[Element boundary records]
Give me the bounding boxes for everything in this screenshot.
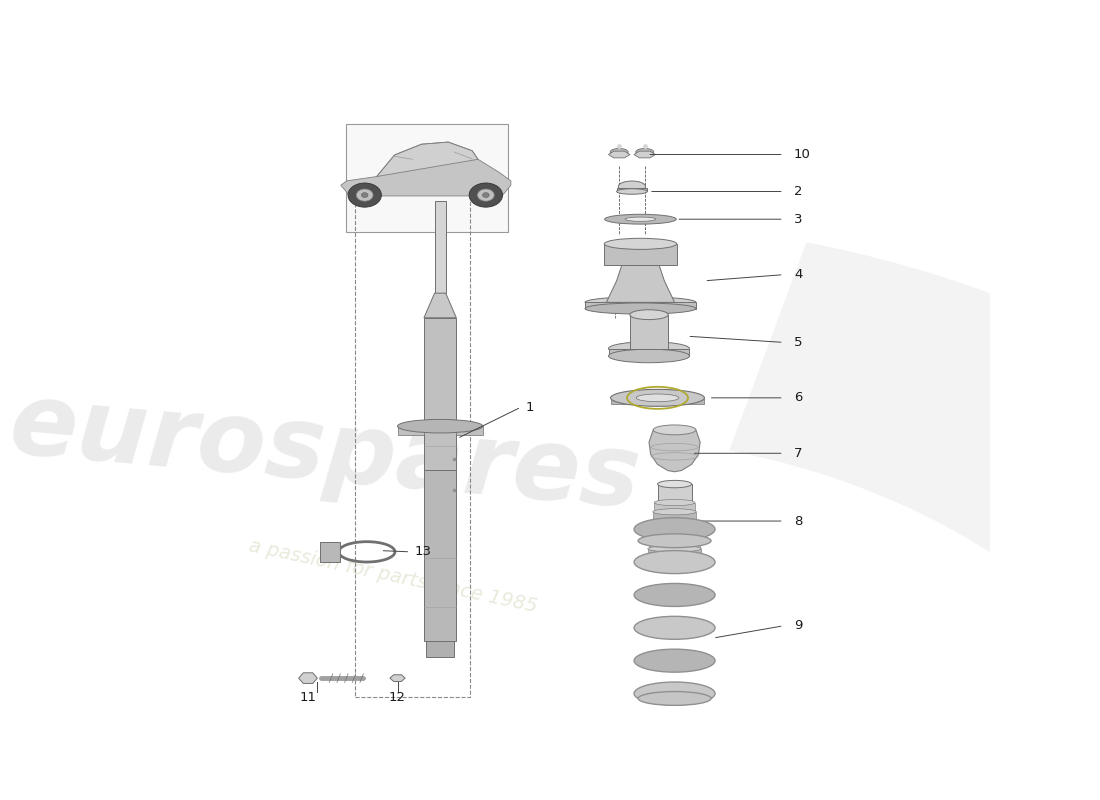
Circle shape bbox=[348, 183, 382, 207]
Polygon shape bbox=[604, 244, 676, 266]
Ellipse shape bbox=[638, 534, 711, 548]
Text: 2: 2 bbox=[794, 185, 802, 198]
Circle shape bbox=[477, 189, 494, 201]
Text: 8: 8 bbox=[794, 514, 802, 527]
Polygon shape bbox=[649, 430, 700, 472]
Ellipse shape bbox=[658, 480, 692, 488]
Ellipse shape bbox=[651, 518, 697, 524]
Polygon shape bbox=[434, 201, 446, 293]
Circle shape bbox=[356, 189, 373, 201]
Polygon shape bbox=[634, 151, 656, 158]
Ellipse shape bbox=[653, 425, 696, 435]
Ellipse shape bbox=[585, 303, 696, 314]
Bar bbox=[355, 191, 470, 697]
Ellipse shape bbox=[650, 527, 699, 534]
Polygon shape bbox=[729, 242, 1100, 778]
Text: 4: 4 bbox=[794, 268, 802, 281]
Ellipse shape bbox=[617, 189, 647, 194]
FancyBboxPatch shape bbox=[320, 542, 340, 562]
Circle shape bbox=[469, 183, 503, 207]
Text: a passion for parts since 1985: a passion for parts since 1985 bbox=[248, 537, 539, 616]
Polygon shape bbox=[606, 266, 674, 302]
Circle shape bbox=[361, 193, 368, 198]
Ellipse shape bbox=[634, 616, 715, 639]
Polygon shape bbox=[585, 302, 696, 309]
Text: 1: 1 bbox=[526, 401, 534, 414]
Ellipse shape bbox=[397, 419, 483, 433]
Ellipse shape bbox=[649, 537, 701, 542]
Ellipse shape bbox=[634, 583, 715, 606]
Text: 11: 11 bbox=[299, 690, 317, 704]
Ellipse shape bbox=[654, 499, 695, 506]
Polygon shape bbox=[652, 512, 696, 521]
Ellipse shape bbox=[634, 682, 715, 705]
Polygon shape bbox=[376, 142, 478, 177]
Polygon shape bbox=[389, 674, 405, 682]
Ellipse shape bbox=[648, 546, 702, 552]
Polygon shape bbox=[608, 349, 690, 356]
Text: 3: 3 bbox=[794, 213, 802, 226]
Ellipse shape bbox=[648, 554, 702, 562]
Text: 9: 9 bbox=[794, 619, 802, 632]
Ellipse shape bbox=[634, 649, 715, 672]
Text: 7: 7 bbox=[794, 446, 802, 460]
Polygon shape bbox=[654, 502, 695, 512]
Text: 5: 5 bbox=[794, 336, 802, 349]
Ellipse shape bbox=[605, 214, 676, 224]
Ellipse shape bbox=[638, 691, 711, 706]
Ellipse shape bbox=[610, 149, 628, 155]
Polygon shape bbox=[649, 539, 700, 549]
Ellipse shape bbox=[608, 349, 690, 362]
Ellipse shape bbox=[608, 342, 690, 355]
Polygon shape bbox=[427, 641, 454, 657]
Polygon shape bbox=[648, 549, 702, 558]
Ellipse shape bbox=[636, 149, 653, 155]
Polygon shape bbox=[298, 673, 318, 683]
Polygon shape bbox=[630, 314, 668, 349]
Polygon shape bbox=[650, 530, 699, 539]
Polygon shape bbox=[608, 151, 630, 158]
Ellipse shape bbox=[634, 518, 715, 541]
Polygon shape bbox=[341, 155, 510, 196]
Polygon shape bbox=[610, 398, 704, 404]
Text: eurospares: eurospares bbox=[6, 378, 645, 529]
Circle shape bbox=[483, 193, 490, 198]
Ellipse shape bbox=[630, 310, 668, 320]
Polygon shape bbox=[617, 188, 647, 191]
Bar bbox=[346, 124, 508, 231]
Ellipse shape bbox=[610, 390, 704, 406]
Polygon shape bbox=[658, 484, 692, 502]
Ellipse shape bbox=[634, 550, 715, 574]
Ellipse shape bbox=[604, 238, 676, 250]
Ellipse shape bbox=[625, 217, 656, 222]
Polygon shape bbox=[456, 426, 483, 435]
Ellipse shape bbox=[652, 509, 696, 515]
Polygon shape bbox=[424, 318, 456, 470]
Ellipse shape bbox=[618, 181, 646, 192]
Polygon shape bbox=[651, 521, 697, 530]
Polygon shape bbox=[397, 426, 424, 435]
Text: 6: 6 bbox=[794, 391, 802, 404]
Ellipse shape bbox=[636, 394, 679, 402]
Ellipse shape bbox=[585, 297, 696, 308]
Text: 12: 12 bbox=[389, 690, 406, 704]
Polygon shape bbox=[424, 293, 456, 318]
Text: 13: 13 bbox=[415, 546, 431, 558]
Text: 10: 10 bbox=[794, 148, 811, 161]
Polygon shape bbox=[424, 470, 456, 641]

> [Objective]: Can you turn the whole listing above into a JSON list of strings, one string per line, with blank lines and the pictures left out?

> [The result]:
[
  "Give me the bounding boxes for everything in this screenshot.",
  "Circle shape bbox=[348, 183, 382, 207]",
  "Polygon shape bbox=[604, 244, 676, 266]",
  "Ellipse shape bbox=[638, 534, 711, 548]",
  "Text: 2: 2 bbox=[794, 185, 802, 198]",
  "Circle shape bbox=[477, 189, 494, 201]",
  "Text: 8: 8 bbox=[794, 514, 802, 527]",
  "Polygon shape bbox=[649, 430, 700, 472]",
  "Ellipse shape bbox=[658, 480, 692, 488]",
  "Ellipse shape bbox=[651, 518, 697, 524]",
  "Polygon shape bbox=[434, 201, 446, 293]",
  "Circle shape bbox=[356, 189, 373, 201]",
  "Polygon shape bbox=[634, 151, 656, 158]",
  "Ellipse shape bbox=[653, 425, 696, 435]",
  "Ellipse shape bbox=[585, 303, 696, 314]",
  "Bar bbox=[355, 191, 470, 697]",
  "Ellipse shape bbox=[650, 527, 699, 534]",
  "Polygon shape bbox=[729, 242, 1100, 778]",
  "Text: 4: 4 bbox=[794, 268, 802, 281]",
  "Ellipse shape bbox=[617, 189, 647, 194]",
  "FancyBboxPatch shape bbox=[320, 542, 340, 562]",
  "Circle shape bbox=[469, 183, 503, 207]",
  "Text: a passion for parts since 1985: a passion for parts since 1985 bbox=[248, 537, 539, 616]",
  "Polygon shape bbox=[606, 266, 674, 302]",
  "Circle shape bbox=[361, 193, 368, 198]",
  "Ellipse shape bbox=[634, 616, 715, 639]",
  "Polygon shape bbox=[585, 302, 696, 309]",
  "Text: 1: 1 bbox=[526, 401, 534, 414]",
  "Ellipse shape bbox=[397, 419, 483, 433]",
  "Ellipse shape bbox=[649, 537, 701, 542]",
  "Ellipse shape bbox=[634, 583, 715, 606]",
  "Text: 11: 11 bbox=[299, 690, 317, 704]",
  "Ellipse shape bbox=[654, 499, 695, 506]",
  "Polygon shape bbox=[652, 512, 696, 521]",
  "Ellipse shape bbox=[634, 682, 715, 705]",
  "Polygon shape bbox=[376, 142, 478, 177]",
  "Polygon shape bbox=[389, 674, 405, 682]",
  "Ellipse shape bbox=[648, 546, 702, 552]",
  "Polygon shape bbox=[608, 349, 690, 356]",
  "Text: 3: 3 bbox=[794, 213, 802, 226]",
  "Ellipse shape bbox=[648, 554, 702, 562]",
  "Text: 9: 9 bbox=[794, 619, 802, 632]",
  "Ellipse shape bbox=[634, 649, 715, 672]",
  "Text: 7: 7 bbox=[794, 446, 802, 460]",
  "Polygon shape bbox=[654, 502, 695, 512]",
  "Text: 5: 5 bbox=[794, 336, 802, 349]",
  "Ellipse shape bbox=[605, 214, 676, 224]",
  "Ellipse shape bbox=[638, 691, 711, 706]",
  "Ellipse shape bbox=[610, 149, 628, 155]",
  "Polygon shape bbox=[649, 539, 700, 549]",
  "Ellipse shape bbox=[608, 349, 690, 362]",
  "Ellipse shape bbox=[608, 342, 690, 355]",
  "Polygon shape bbox=[427, 641, 454, 657]",
  "Polygon shape bbox=[648, 549, 702, 558]",
  "Ellipse shape bbox=[636, 149, 653, 155]",
  "Polygon shape bbox=[298, 673, 318, 683]",
  "Polygon shape bbox=[630, 314, 668, 349]",
  "Polygon shape bbox=[650, 530, 699, 539]",
  "Polygon shape bbox=[608, 151, 630, 158]",
  "Ellipse shape bbox=[634, 518, 715, 541]",
  "Polygon shape bbox=[341, 155, 510, 196]",
  "Polygon shape bbox=[610, 398, 704, 404]",
  "Text: eurospares: eurospares bbox=[6, 378, 645, 529]",
  "Circle shape bbox=[483, 193, 490, 198]",
  "Ellipse shape bbox=[630, 310, 668, 320]",
  "Polygon shape bbox=[617, 188, 647, 191]",
  "Bar bbox=[346, 124, 508, 231]",
  "Ellipse shape bbox=[610, 390, 704, 406]",
  "Polygon shape bbox=[658, 484, 692, 502]",
  "Ellipse shape bbox=[634, 550, 715, 574]",
  "Ellipse shape bbox=[604, 238, 676, 250]",
  "Ellipse shape bbox=[625, 217, 656, 222]",
  "Polygon shape bbox=[456, 426, 483, 435]",
  "Ellipse shape bbox=[652, 509, 696, 515]",
  "Polygon shape bbox=[424, 318, 456, 470]",
  "Ellipse shape bbox=[618, 181, 646, 192]",
  "Polygon shape bbox=[651, 521, 697, 530]",
  "Polygon shape bbox=[397, 426, 424, 435]",
  "Text: 6: 6 bbox=[794, 391, 802, 404]",
  "Ellipse shape bbox=[636, 394, 679, 402]",
  "Ellipse shape bbox=[585, 297, 696, 308]",
  "Text: 12: 12 bbox=[389, 690, 406, 704]",
  "Polygon shape bbox=[424, 293, 456, 318]",
  "Text: 13: 13 bbox=[415, 546, 431, 558]",
  "Text: 10: 10 bbox=[794, 148, 811, 161]",
  "Polygon shape bbox=[424, 470, 456, 641]"
]